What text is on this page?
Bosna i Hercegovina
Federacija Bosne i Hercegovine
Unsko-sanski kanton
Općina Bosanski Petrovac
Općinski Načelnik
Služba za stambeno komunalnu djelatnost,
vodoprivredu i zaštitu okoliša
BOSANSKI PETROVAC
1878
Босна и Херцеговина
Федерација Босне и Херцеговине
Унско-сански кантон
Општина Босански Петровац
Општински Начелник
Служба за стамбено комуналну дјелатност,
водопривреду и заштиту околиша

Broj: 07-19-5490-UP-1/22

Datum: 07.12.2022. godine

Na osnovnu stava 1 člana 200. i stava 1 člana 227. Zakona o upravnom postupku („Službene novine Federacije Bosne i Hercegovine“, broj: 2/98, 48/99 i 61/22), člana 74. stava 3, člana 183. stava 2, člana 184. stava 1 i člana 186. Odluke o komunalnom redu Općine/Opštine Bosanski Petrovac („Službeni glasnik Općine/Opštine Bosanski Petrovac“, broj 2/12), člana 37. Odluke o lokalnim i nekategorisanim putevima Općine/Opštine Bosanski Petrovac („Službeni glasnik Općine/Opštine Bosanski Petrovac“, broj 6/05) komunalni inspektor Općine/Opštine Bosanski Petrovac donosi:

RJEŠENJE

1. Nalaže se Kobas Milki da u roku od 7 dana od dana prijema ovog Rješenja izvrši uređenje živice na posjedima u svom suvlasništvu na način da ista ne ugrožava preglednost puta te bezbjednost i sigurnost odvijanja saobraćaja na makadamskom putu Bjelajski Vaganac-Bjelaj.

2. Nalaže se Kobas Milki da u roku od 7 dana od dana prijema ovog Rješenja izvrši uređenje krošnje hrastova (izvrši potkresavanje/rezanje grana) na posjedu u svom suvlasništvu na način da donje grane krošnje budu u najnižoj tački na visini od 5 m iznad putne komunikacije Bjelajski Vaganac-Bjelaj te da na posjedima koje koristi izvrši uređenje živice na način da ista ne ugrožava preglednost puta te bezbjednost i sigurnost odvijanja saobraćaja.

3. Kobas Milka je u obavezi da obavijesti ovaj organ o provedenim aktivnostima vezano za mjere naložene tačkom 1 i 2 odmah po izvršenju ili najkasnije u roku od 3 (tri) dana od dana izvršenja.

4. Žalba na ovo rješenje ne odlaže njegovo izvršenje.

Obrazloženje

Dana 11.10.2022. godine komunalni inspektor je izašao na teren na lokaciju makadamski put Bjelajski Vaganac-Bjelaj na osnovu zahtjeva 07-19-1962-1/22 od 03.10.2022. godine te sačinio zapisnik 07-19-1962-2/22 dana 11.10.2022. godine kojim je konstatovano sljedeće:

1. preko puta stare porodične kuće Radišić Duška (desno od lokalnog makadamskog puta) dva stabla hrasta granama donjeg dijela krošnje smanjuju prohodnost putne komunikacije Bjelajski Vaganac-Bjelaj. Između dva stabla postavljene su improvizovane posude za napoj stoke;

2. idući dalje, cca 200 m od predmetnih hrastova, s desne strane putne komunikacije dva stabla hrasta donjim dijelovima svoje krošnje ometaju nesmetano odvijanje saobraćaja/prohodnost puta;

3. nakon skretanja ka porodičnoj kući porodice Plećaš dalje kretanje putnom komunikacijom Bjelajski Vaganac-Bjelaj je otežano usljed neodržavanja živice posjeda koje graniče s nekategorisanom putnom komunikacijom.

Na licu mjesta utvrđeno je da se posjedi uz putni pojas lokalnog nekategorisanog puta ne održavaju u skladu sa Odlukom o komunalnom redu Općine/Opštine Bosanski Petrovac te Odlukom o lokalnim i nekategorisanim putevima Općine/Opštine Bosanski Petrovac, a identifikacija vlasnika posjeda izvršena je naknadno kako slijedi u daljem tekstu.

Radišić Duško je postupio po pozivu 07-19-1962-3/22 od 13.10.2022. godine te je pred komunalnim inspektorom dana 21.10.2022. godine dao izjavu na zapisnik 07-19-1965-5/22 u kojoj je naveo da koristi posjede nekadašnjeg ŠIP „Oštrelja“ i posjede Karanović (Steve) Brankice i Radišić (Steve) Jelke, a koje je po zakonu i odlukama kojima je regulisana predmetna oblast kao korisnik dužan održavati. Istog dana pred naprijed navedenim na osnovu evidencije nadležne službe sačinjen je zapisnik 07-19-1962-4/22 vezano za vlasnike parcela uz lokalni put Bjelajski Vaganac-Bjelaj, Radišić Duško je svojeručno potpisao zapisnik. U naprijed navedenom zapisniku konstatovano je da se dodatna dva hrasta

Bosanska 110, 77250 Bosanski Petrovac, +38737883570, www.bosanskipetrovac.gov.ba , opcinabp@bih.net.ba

· · · ·

## Work to be completed
Determine how many lines of the data contain the word "način", and reply with that number only.

## Completed task
2